* Begin Extracted text *

THE IMPACT OF POVERTY ON EDUCATION.

INTRODUCTION

There are so many different tools that have been thought relevant in people’s developmental projects both at individual and societal levels. Education is one of such practical tools. Importantly to note, there are also various meanings that denote the broad term ‘education’. In this essay, however, we are mainly interested in defining formal education since our discussion will dwell much on it. According to Nwomonoh (1998) , formal education is the process of gaining knowledge, attitudes, information and skills during the course of life especially at school.

Though education is said to be so instrumental in human development but also in the revamping of world economies, it is very unfortunate that education systems, world wide, are being held to ransom all because of poverty at both governmental and household levels. According to Thibault (2009) , poverty means the shortage of common things such as food, clothing, shelter and safe drinking water, all of which determine our quality of life. It may also include lack of access to opportunities like education and employment which aid the escape of poverty.

Problems in our society are interconnected in one way or the other, just like poverty and personal family problems affect a student’s capability to learn. Improving education entails improving the living conditions of students. Having in mind that education is basically responsible for the development of many countries including Malawi, as the back ground suggests, we cannot afford to bypass such a vital element without a mention. Considering also the fact that poverty is one of the forces that come in the way; blocking the success of education, we feel it rational to look at how the two realities, education and poverty, affect each other both positively and negatively. That is also why we are convinced that this topic is worth studying. Our awareness of this source, poverty, and its impact on education will enable us devise some proper measures of intervention with the hope of minimizing the negative impact of poverty on education. This point, in short, explains the purpose of our investigation and why we are so passionate in getting into this research. During the whole discussion we are being guided by two questions thus, ‘does poverty really affect education? And if it does, what points do we have on the positive and negative impacts of poverty on education? ’

METHODOLOGY

The study was basically qualitative in approach because of the nature of the issue that was being addressed. This was the case because the issue of how poverty affects education, both positively and negatively is particularly very difficult to predict the conclusions without penetrating into the core of the issue. For instance, one may unreasonably rush into concluding that poverty affects education negatively only and we cannot even dare to speak of poverty affecting education positively. The study was conducted in three schools namely; Mulunguzi, Masongola and Chirunga Private Secondary schools in Zomba district between 24th April and 3rd May. In this research we used both government and private funded schools to have a more balanced result on how poverty affects formal education in these different institutions. The information required for the study was collected through group interviews of form three students and individual interviews with teachers using semi-structured interview schedules. We opted to use these interviews in the first place because we felt books are more theoretical whereas a field research is practical and it involves real life experiences. Nevertheless, we still used desk research as a supplementary source of information and for clarity in some areas.

* End Extracted text *
* Begin Supplied material *

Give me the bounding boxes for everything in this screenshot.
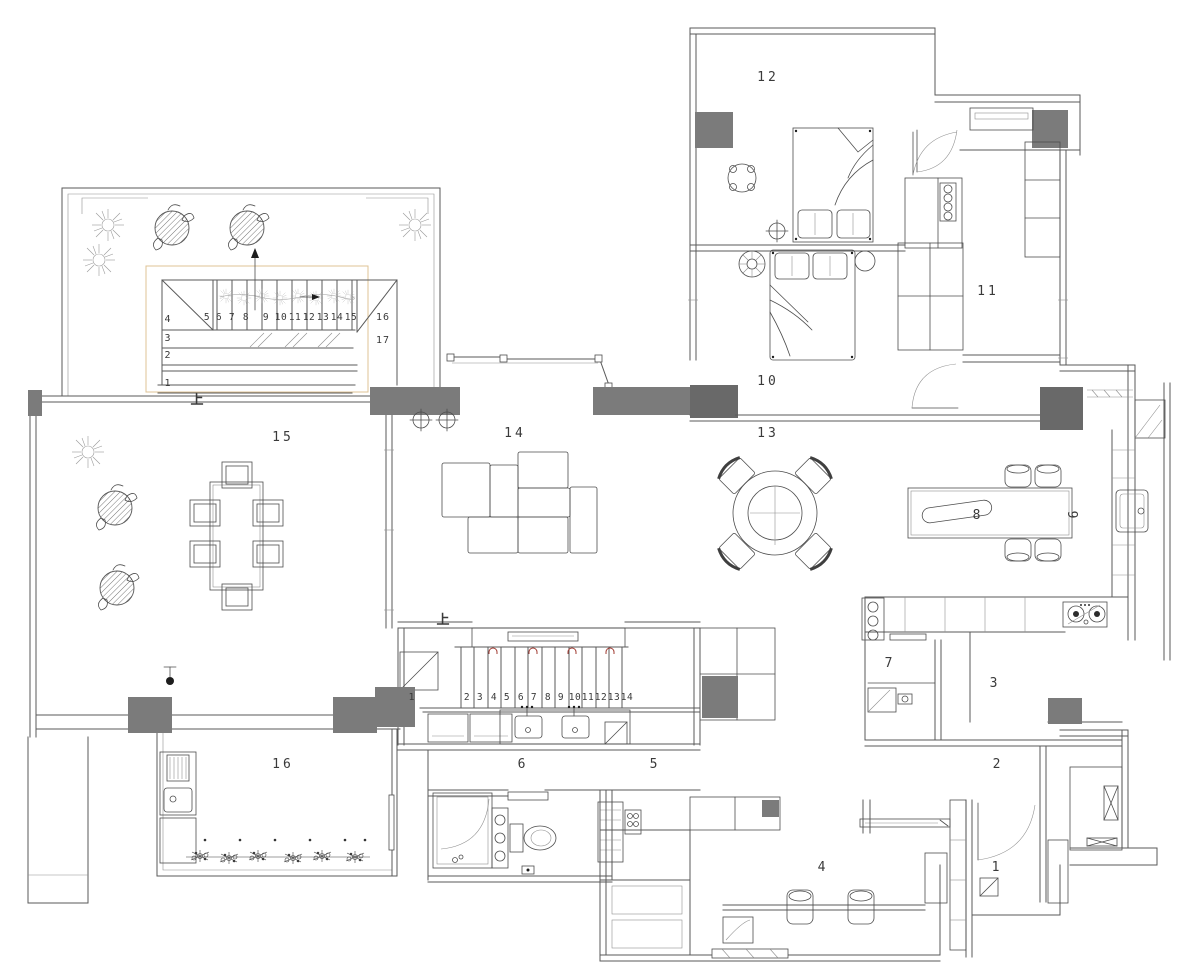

* End Supplied material *

* Exercise tasks
A) In the essay on poverty and education, in which district were the three schools in the study located?
B) Translate this sentence from the essay on poverty and education into Spanish: "Improving education entails improving the living conditions of students."
C) Using the essay on poverty and education, list the common things whose shortage defines poverty according to Thibault (2009).

* Answers per task
A) Zomba district

B) Mejorar la educación implica mejorar las condiciones de vida de los estudiantes.

C) Food, clothing, shelter, safe drinking water